### TASK INSTRUCTIONS
Determine how many lines in these records hold "아버지의". Only the number is wanted.

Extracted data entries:
☆ ☆ ☆ ☆

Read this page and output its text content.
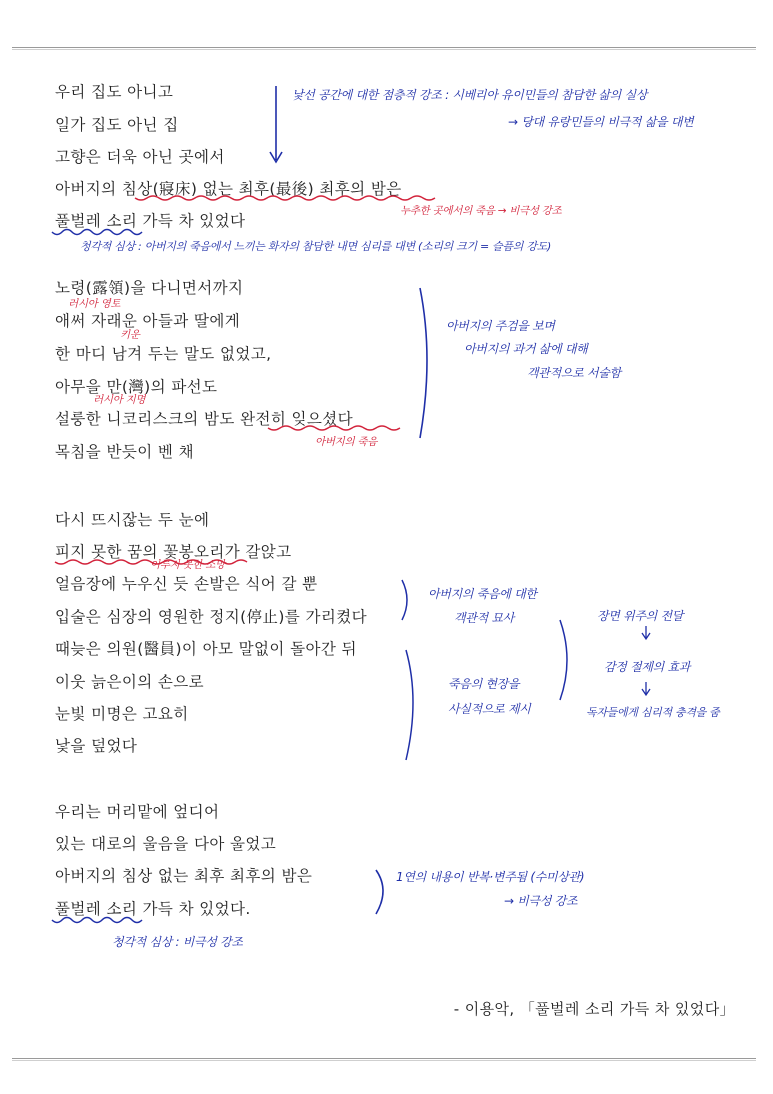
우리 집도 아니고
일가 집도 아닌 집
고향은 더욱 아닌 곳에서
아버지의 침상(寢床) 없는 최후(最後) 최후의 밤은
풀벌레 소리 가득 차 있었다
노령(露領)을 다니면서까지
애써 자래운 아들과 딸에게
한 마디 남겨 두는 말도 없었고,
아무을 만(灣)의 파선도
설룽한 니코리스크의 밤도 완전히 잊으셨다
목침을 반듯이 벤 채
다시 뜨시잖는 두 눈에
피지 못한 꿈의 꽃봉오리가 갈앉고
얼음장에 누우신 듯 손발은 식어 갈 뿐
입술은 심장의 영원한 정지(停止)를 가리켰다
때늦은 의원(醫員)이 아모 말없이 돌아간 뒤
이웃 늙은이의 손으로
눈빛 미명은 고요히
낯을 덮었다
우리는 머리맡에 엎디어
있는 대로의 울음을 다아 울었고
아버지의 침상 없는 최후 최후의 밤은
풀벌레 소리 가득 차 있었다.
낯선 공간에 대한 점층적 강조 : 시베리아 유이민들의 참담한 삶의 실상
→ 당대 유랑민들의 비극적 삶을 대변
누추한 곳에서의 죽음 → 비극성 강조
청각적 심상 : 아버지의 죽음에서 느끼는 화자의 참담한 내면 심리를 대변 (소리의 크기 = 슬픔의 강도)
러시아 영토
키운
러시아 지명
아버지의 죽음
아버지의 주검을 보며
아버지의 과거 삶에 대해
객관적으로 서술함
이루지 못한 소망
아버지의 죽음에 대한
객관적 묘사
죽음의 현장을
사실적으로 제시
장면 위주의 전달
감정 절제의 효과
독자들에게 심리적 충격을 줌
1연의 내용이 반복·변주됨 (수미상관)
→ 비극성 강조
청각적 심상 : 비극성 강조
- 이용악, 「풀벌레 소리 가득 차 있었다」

☆ ☆ ☆ ☆

### FULL SOLUTION
7